##### Stored data #####
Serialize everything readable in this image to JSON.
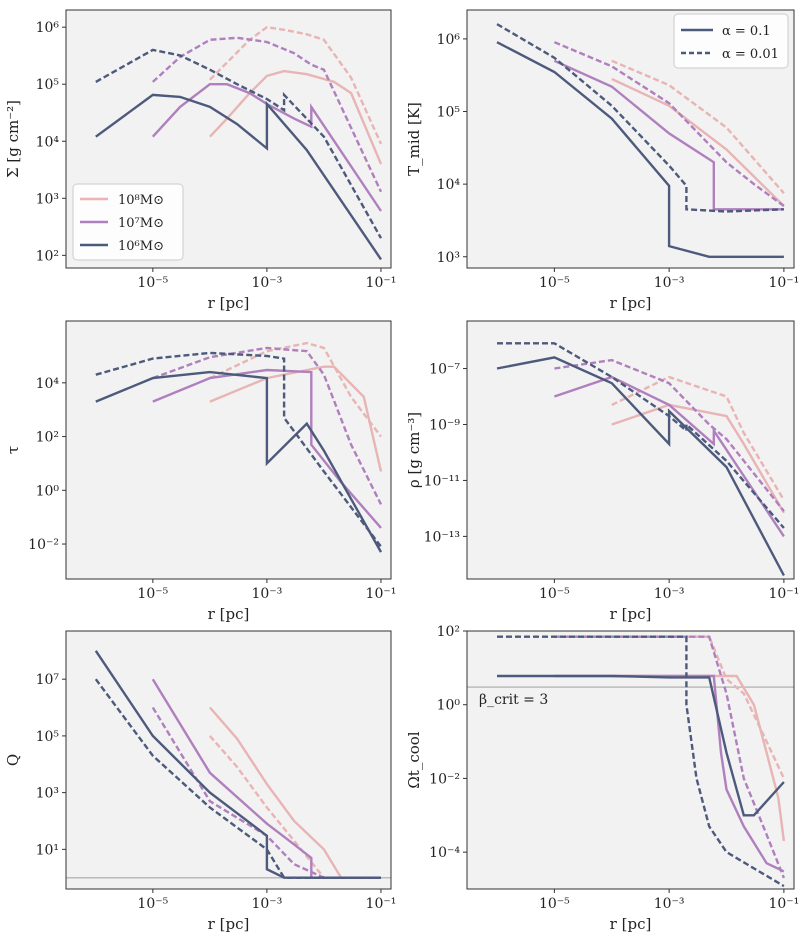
{
  "legend_mass": {
    "entries": [
      {
        "label": "10⁸M⊙",
        "color": "#e8b4b4"
      },
      {
        "label": "10⁷M⊙",
        "color": "#b07fbe"
      },
      {
        "label": "10⁶M⊙",
        "color": "#4d5a7c"
      }
    ]
  },
  "legend_alpha": {
    "entries": [
      {
        "label": "α = 0.1",
        "style": "solid"
      },
      {
        "label": "α = 0.01",
        "style": "dashed"
      }
    ]
  },
  "chart_data": [
    {
      "type": "line",
      "id": "sigma",
      "xlabel": "r [pc]",
      "ylabel": "Σ [g cm⁻²]",
      "xscale": "log",
      "yscale": "log",
      "xlim": [
        3e-07,
        0.15
      ],
      "ylim": [
        60,
        2000000.0
      ],
      "xticks": [
        "10⁻⁵",
        "10⁻³",
        "10⁻¹"
      ],
      "yticks": [
        "10²",
        "10³",
        "10⁴",
        "10⁵",
        "10⁶"
      ],
      "series": [
        {
          "name": "10⁸M⊙, α=0.1",
          "mass": "1e8",
          "alpha": "0.1",
          "x": [
            0.0001,
            0.0002,
            0.0005,
            0.001,
            0.002,
            0.005,
            0.015,
            0.03,
            0.1
          ],
          "y": [
            12000,
            25000,
            70000,
            140000,
            170000,
            150000,
            110000,
            70000,
            4000
          ]
        },
        {
          "name": "10⁸M⊙, α=0.01",
          "mass": "1e8",
          "alpha": "0.01",
          "x": [
            0.0001,
            0.0002,
            0.0005,
            0.001,
            0.002,
            0.005,
            0.01,
            0.03,
            0.1
          ],
          "y": [
            120000,
            240000,
            600000,
            1000000,
            900000,
            750000,
            600000,
            130000,
            9000
          ]
        },
        {
          "name": "10⁷M⊙, α=0.1",
          "mass": "1e7",
          "alpha": "0.1",
          "x": [
            1e-05,
            3e-05,
            0.0001,
            0.0002,
            0.0005,
            0.001,
            0.003,
            0.006,
            0.006,
            0.1
          ],
          "y": [
            12000,
            40000,
            100000,
            100000,
            70000,
            45000,
            25000,
            18000,
            40000,
            600
          ]
        },
        {
          "name": "10⁷M⊙, α=0.01",
          "mass": "1e7",
          "alpha": "0.01",
          "x": [
            1e-05,
            3e-05,
            0.0001,
            0.0003,
            0.001,
            0.003,
            0.006,
            0.01,
            0.1
          ],
          "y": [
            110000,
            300000,
            600000,
            650000,
            550000,
            350000,
            220000,
            180000,
            1300
          ]
        },
        {
          "name": "10⁶M⊙, α=0.1",
          "mass": "1e6",
          "alpha": "0.1",
          "x": [
            1e-06,
            1e-05,
            3e-05,
            0.0001,
            0.0003,
            0.001,
            0.001,
            0.005,
            0.1
          ],
          "y": [
            12000,
            65000,
            60000,
            40000,
            20000,
            7500,
            45000,
            7000,
            85
          ]
        },
        {
          "name": "10⁶M⊙, α=0.01",
          "mass": "1e6",
          "alpha": "0.01",
          "x": [
            1e-06,
            1e-05,
            3e-05,
            0.0001,
            0.0003,
            0.001,
            0.002,
            0.002,
            0.01,
            0.1
          ],
          "y": [
            110000,
            400000,
            320000,
            180000,
            100000,
            55000,
            35000,
            65000,
            12000,
            200
          ]
        }
      ]
    },
    {
      "type": "line",
      "id": "tmid",
      "xlabel": "r [pc]",
      "ylabel": "T_mid [K]",
      "xscale": "log",
      "yscale": "log",
      "xlim": [
        3e-07,
        0.15
      ],
      "ylim": [
        700,
        2500000.0
      ],
      "xticks": [
        "10⁻⁵",
        "10⁻³",
        "10⁻¹"
      ],
      "yticks": [
        "10³",
        "10⁴",
        "10⁵",
        "10⁶"
      ],
      "series": [
        {
          "name": "10⁸M⊙, α=0.1",
          "mass": "1e8",
          "alpha": "0.1",
          "x": [
            0.0001,
            0.001,
            0.01,
            0.1
          ],
          "y": [
            280000,
            120000,
            30000,
            5000
          ]
        },
        {
          "name": "10⁸M⊙, α=0.01",
          "mass": "1e8",
          "alpha": "0.01",
          "x": [
            0.0001,
            0.001,
            0.01,
            0.1
          ],
          "y": [
            500000,
            230000,
            60000,
            7500
          ]
        },
        {
          "name": "10⁷M⊙, α=0.1",
          "mass": "1e7",
          "alpha": "0.1",
          "x": [
            1e-05,
            0.0001,
            0.001,
            0.006,
            0.006,
            0.1
          ],
          "y": [
            500000,
            220000,
            50000,
            20000,
            4500,
            4500
          ]
        },
        {
          "name": "10⁷M⊙, α=0.01",
          "mass": "1e7",
          "alpha": "0.01",
          "x": [
            1e-05,
            0.0001,
            0.001,
            0.01,
            0.03,
            0.1
          ],
          "y": [
            900000,
            420000,
            130000,
            20000,
            10000,
            5000
          ]
        },
        {
          "name": "10⁶M⊙, α=0.1",
          "mass": "1e6",
          "alpha": "0.1",
          "x": [
            1e-06,
            1e-05,
            0.0001,
            0.001,
            0.001,
            0.005,
            0.1
          ],
          "y": [
            900000,
            350000,
            80000,
            9500,
            1400,
            1000,
            1000
          ]
        },
        {
          "name": "10⁶M⊙, α=0.01",
          "mass": "1e6",
          "alpha": "0.01",
          "x": [
            1e-06,
            1e-05,
            0.0001,
            0.001,
            0.002,
            0.002,
            0.01,
            0.1
          ],
          "y": [
            1600000,
            550000,
            120000,
            18000,
            9500,
            4500,
            4200,
            4500
          ]
        }
      ],
      "legend": "top-right"
    },
    {
      "type": "line",
      "id": "tau",
      "xlabel": "r [pc]",
      "ylabel": "τ",
      "xscale": "log",
      "yscale": "log",
      "xlim": [
        3e-07,
        0.15
      ],
      "ylim": [
        0.0005,
        2000000.0
      ],
      "xticks": [
        "10⁻⁵",
        "10⁻³",
        "10⁻¹"
      ],
      "yticks": [
        "10⁻²",
        "10⁰",
        "10²",
        "10⁴"
      ],
      "series": [
        {
          "name": "10⁸M⊙, α=0.1",
          "mass": "1e8",
          "alpha": "0.1",
          "x": [
            0.0001,
            0.001,
            0.01,
            0.015,
            0.05,
            0.1
          ],
          "y": [
            2000,
            15000,
            40000,
            40000,
            3000,
            5
          ]
        },
        {
          "name": "10⁸M⊙, α=0.01",
          "mass": "1e8",
          "alpha": "0.01",
          "x": [
            0.0001,
            0.001,
            0.005,
            0.01,
            0.03,
            0.1
          ],
          "y": [
            15000,
            150000,
            300000,
            200000,
            3000,
            100
          ]
        },
        {
          "name": "10⁷M⊙, α=0.1",
          "mass": "1e7",
          "alpha": "0.1",
          "x": [
            1e-05,
            0.0001,
            0.001,
            0.006,
            0.006,
            0.02,
            0.1
          ],
          "y": [
            2000,
            15000,
            30000,
            25000,
            50,
            2,
            0.04
          ]
        },
        {
          "name": "10⁷M⊙, α=0.01",
          "mass": "1e7",
          "alpha": "0.01",
          "x": [
            1e-05,
            0.0001,
            0.001,
            0.005,
            0.01,
            0.03,
            0.1
          ],
          "y": [
            15000,
            90000,
            200000,
            150000,
            20000,
            50,
            0.3
          ]
        },
        {
          "name": "10⁶M⊙, α=0.1",
          "mass": "1e6",
          "alpha": "0.1",
          "x": [
            1e-06,
            1e-05,
            0.0001,
            0.001,
            0.001,
            0.005,
            0.01,
            0.1
          ],
          "y": [
            2000,
            15000,
            25000,
            15000,
            10,
            300,
            30,
            0.005
          ]
        },
        {
          "name": "10⁶M⊙, α=0.01",
          "mass": "1e6",
          "alpha": "0.01",
          "x": [
            1e-06,
            1e-05,
            0.0001,
            0.001,
            0.002,
            0.002,
            0.01,
            0.1
          ],
          "y": [
            20000,
            80000,
            130000,
            100000,
            80000,
            500,
            5,
            0.008
          ]
        }
      ]
    },
    {
      "type": "line",
      "id": "rho",
      "xlabel": "r [pc]",
      "ylabel": "ρ [g cm⁻³]",
      "xscale": "log",
      "yscale": "log",
      "xlim": [
        3e-07,
        0.15
      ],
      "ylim": [
        3e-15,
        5e-06
      ],
      "xticks": [
        "10⁻⁵",
        "10⁻³",
        "10⁻¹"
      ],
      "yticks": [
        "10⁻⁷",
        "10⁻⁹",
        "10⁻¹¹",
        "10⁻¹³"
      ],
      "series": [
        {
          "name": "10⁸M⊙, α=0.1",
          "mass": "1e8",
          "alpha": "0.1",
          "x": [
            0.0001,
            0.001,
            0.01,
            0.02,
            0.1
          ],
          "y": [
            1e-09,
            5e-09,
            2e-09,
            2e-10,
            7e-13
          ]
        },
        {
          "name": "10⁸M⊙, α=0.01",
          "mass": "1e8",
          "alpha": "0.01",
          "x": [
            0.0001,
            0.001,
            0.01,
            0.02,
            0.1
          ],
          "y": [
            5e-09,
            5e-08,
            1e-08,
            5e-10,
            2e-12
          ]
        },
        {
          "name": "10⁷M⊙, α=0.1",
          "mass": "1e7",
          "alpha": "0.1",
          "x": [
            1e-05,
            0.0001,
            0.001,
            0.006,
            0.006,
            0.1
          ],
          "y": [
            1e-08,
            5e-08,
            5e-09,
            2e-10,
            6e-10,
            1e-13
          ]
        },
        {
          "name": "10⁷M⊙, α=0.01",
          "mass": "1e7",
          "alpha": "0.01",
          "x": [
            1e-05,
            0.0001,
            0.001,
            0.005,
            0.01,
            0.1
          ],
          "y": [
            1e-07,
            2e-07,
            3e-08,
            1e-09,
            3e-10,
            8e-13
          ]
        },
        {
          "name": "10⁶M⊙, α=0.1",
          "mass": "1e6",
          "alpha": "0.1",
          "x": [
            1e-06,
            1e-05,
            0.0001,
            0.001,
            0.001,
            0.01,
            0.1
          ],
          "y": [
            1e-07,
            2.5e-07,
            3e-08,
            2e-10,
            3e-09,
            3e-11,
            4e-15
          ]
        },
        {
          "name": "10⁶M⊙, α=0.01",
          "mass": "1e6",
          "alpha": "0.01",
          "x": [
            1e-06,
            1e-05,
            0.0001,
            0.001,
            0.002,
            0.002,
            0.01,
            0.1
          ],
          "y": [
            8e-07,
            8e-07,
            5e-08,
            2e-09,
            6e-10,
            1e-09,
            5e-11,
            2e-13
          ]
        }
      ]
    },
    {
      "type": "line",
      "id": "toomre",
      "xlabel": "r [pc]",
      "ylabel": "Q",
      "xscale": "log",
      "yscale": "log",
      "xlim": [
        3e-07,
        0.15
      ],
      "ylim": [
        0.4,
        500000000.0
      ],
      "xticks": [
        "10⁻⁵",
        "10⁻³",
        "10⁻¹"
      ],
      "yticks": [
        "10¹",
        "10³",
        "10⁵",
        "10⁷"
      ],
      "hline": 1,
      "series": [
        {
          "name": "10⁸M⊙, α=0.1",
          "mass": "1e8",
          "alpha": "0.1",
          "x": [
            0.0001,
            0.0003,
            0.001,
            0.003,
            0.01,
            0.02,
            0.1
          ],
          "y": [
            1000000.0,
            80000.0,
            2000,
            100,
            10,
            1,
            1
          ]
        },
        {
          "name": "10⁸M⊙, α=0.01",
          "mass": "1e8",
          "alpha": "0.01",
          "x": [
            0.0001,
            0.0003,
            0.001,
            0.003,
            0.01,
            0.1
          ],
          "y": [
            100000.0,
            8000,
            300,
            20,
            1,
            1
          ]
        },
        {
          "name": "10⁷M⊙, α=0.1",
          "mass": "1e7",
          "alpha": "0.1",
          "x": [
            1e-05,
            0.0001,
            0.001,
            0.003,
            0.006,
            0.006,
            0.1
          ],
          "y": [
            10000000.0,
            5000,
            80,
            15,
            5,
            1,
            1
          ]
        },
        {
          "name": "10⁷M⊙, α=0.01",
          "mass": "1e7",
          "alpha": "0.01",
          "x": [
            1e-05,
            0.0001,
            0.001,
            0.003,
            0.01,
            0.1
          ],
          "y": [
            1000000.0,
            500,
            30,
            3,
            1,
            1
          ]
        },
        {
          "name": "10⁶M⊙, α=0.1",
          "mass": "1e6",
          "alpha": "0.1",
          "x": [
            1e-06,
            1e-05,
            0.0001,
            0.001,
            0.001,
            0.002,
            0.1
          ],
          "y": [
            100000000.0,
            100000.0,
            1000,
            30,
            2,
            1,
            1
          ]
        },
        {
          "name": "10⁶M⊙, α=0.01",
          "mass": "1e6",
          "alpha": "0.01",
          "x": [
            1e-06,
            1e-05,
            0.0001,
            0.001,
            0.002,
            0.1
          ],
          "y": [
            10000000.0,
            20000.0,
            300,
            10,
            1,
            1
          ]
        }
      ]
    },
    {
      "type": "line",
      "id": "cooling",
      "xlabel": "r [pc]",
      "ylabel": "Ωt_cool",
      "xscale": "log",
      "yscale": "log",
      "xlim": [
        3e-07,
        0.15
      ],
      "ylim": [
        1e-05,
        100
      ],
      "xticks": [
        "10⁻⁵",
        "10⁻³",
        "10⁻¹"
      ],
      "yticks": [
        "10⁻⁴",
        "10⁻²",
        "10⁰",
        "10²"
      ],
      "hline": 3,
      "annotation": "β_crit = 3",
      "series": [
        {
          "name": "10⁸M⊙, α=0.1",
          "mass": "1e8",
          "alpha": "0.1",
          "x": [
            0.0001,
            0.001,
            0.01,
            0.015,
            0.03,
            0.05,
            0.08,
            0.1
          ],
          "y": [
            6,
            6,
            6,
            6,
            1,
            0.05,
            0.003,
            0.0002
          ]
        },
        {
          "name": "10⁸M⊙, α=0.01",
          "mass": "1e8",
          "alpha": "0.01",
          "x": [
            0.0001,
            0.001,
            0.005,
            0.01,
            0.02,
            0.05,
            0.1
          ],
          "y": [
            70,
            70,
            70,
            5,
            2,
            0.1,
            0.01
          ]
        },
        {
          "name": "10⁷M⊙, α=0.1",
          "mass": "1e7",
          "alpha": "0.1",
          "x": [
            1e-05,
            0.0001,
            0.001,
            0.006,
            0.008,
            0.01,
            0.02,
            0.05,
            0.1
          ],
          "y": [
            6,
            6,
            6,
            6,
            0.05,
            0.005,
            0.0005,
            5e-05,
            3e-05
          ]
        },
        {
          "name": "10⁷M⊙, α=0.01",
          "mass": "1e7",
          "alpha": "0.01",
          "x": [
            1e-05,
            0.0001,
            0.001,
            0.005,
            0.01,
            0.02,
            0.05,
            0.1
          ],
          "y": [
            70,
            70,
            70,
            70,
            2,
            0.01,
            0.0003,
            2e-05
          ]
        },
        {
          "name": "10⁶M⊙, α=0.1",
          "mass": "1e6",
          "alpha": "0.1",
          "x": [
            1e-06,
            1e-05,
            0.0001,
            0.001,
            0.005,
            0.01,
            0.02,
            0.03,
            0.1
          ],
          "y": [
            6,
            6,
            6,
            5.5,
            5.5,
            0.05,
            0.001,
            0.001,
            0.008
          ]
        },
        {
          "name": "10⁶M⊙, α=0.01",
          "mass": "1e6",
          "alpha": "0.01",
          "x": [
            1e-06,
            1e-05,
            0.0001,
            0.001,
            0.002,
            0.002,
            0.003,
            0.005,
            0.01,
            0.1
          ],
          "y": [
            70,
            70,
            70,
            70,
            70,
            1,
            0.01,
            0.0005,
            0.0001,
            1.2e-05
          ]
        }
      ]
    }
  ]
}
#####
Request: Pick out, from the lines above, every one that contains the string "ylabel".

Answer below:
      "ylabel": "Σ [g cm⁻²]",
      "ylabel": "T_mid [K]",
      "ylabel": "τ",
      "ylabel": "ρ [g cm⁻³]",
      "ylabel": "Q",
      "ylabel": "Ωt_cool",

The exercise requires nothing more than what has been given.